Excerpt
::::::::
Most of the basement's walls were made of fieldstones, laid up dry originally, but covered now with cement in such a way that you could see the outlines of the boulders. This masonry had not been done without some communal effort apparently, for on one wall, in black paint, this question was inscribed:
What's A Place Like This Doing To A Nice Girl Like You?
There were several chambers. In one sat most of the machines: a lathe, a shaper, a radial-arm saw, a band saw, a drill press, a sanding machine, two grinding wheels (with goggles nearby), and an old belt-driven table saw in immaculate condition. There was a spacious woodworking bench with a handsome wooden vise, and, hanging above it, wood clamps, chisels, backsaws, crosscut saws, coping saws, keyhole saws—you'd touch the edges of their blades with care.
::::::::
To do
In the basement excerpt, what now covers the fieldstone walls?

Given information
::::::::
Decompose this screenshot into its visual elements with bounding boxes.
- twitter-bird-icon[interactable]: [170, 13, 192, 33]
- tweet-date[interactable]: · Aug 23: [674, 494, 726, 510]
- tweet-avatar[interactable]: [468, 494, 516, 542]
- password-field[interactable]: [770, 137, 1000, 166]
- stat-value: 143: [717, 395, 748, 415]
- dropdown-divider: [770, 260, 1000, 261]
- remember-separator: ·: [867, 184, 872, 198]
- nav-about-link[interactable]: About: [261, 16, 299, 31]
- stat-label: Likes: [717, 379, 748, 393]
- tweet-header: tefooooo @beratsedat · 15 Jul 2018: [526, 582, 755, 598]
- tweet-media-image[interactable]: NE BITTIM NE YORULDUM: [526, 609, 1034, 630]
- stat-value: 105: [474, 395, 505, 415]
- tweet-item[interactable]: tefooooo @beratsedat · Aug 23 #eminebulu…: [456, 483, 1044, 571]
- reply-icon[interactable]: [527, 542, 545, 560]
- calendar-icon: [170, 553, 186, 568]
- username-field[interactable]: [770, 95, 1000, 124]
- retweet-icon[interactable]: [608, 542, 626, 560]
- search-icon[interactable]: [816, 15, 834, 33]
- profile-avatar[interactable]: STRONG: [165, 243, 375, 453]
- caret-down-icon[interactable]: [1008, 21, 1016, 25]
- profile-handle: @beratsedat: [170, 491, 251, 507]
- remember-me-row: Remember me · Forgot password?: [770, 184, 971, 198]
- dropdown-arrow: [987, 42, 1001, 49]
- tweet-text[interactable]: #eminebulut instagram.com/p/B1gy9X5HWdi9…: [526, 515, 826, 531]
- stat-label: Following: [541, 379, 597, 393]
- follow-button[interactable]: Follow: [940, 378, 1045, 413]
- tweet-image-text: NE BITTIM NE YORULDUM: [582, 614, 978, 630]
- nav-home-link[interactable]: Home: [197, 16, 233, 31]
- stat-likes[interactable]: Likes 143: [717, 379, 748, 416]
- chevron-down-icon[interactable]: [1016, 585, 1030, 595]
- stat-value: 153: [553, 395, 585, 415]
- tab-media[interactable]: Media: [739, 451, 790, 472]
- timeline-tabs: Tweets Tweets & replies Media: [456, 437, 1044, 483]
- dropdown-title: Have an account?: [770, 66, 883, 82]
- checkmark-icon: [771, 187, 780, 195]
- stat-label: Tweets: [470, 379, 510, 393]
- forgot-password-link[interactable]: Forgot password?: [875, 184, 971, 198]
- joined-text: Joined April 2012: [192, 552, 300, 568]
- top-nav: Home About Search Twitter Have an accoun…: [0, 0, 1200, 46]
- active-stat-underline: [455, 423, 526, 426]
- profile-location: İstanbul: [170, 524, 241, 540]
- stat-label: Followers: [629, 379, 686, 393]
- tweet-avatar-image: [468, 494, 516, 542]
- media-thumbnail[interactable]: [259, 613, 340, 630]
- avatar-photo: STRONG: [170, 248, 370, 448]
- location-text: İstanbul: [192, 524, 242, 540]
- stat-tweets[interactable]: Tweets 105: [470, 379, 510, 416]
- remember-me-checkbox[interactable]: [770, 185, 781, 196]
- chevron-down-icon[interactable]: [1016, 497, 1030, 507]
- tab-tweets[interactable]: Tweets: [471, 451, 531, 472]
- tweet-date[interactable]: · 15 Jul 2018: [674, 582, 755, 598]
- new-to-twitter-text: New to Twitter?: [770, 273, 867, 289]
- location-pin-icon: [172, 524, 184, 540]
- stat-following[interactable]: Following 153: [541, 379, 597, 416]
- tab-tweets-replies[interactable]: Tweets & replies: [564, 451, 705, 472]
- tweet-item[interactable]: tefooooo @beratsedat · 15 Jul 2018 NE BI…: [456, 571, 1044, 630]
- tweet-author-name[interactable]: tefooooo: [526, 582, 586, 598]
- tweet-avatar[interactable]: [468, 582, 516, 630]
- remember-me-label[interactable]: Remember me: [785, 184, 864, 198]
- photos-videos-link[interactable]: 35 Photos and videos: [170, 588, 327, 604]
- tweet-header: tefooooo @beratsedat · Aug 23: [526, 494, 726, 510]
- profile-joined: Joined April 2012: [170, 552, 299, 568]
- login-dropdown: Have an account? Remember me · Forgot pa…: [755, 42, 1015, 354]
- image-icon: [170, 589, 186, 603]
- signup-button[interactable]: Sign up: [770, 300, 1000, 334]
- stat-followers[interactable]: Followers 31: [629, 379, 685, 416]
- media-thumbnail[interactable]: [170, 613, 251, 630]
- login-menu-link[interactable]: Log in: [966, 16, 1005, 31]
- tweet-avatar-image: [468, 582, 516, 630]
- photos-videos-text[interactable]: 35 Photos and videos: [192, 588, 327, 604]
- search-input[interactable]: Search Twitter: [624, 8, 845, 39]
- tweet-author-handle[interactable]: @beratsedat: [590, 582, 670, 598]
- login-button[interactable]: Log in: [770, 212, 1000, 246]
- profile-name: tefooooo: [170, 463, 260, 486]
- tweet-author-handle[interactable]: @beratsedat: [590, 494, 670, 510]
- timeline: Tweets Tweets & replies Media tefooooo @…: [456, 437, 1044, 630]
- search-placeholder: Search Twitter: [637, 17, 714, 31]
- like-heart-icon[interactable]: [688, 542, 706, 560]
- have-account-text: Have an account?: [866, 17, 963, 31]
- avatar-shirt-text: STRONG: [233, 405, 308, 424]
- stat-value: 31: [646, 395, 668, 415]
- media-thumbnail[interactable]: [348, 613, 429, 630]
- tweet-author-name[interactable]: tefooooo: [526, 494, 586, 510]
::::::::
Written solution
Cement, applied so that the outlines of the boulders can still be seen.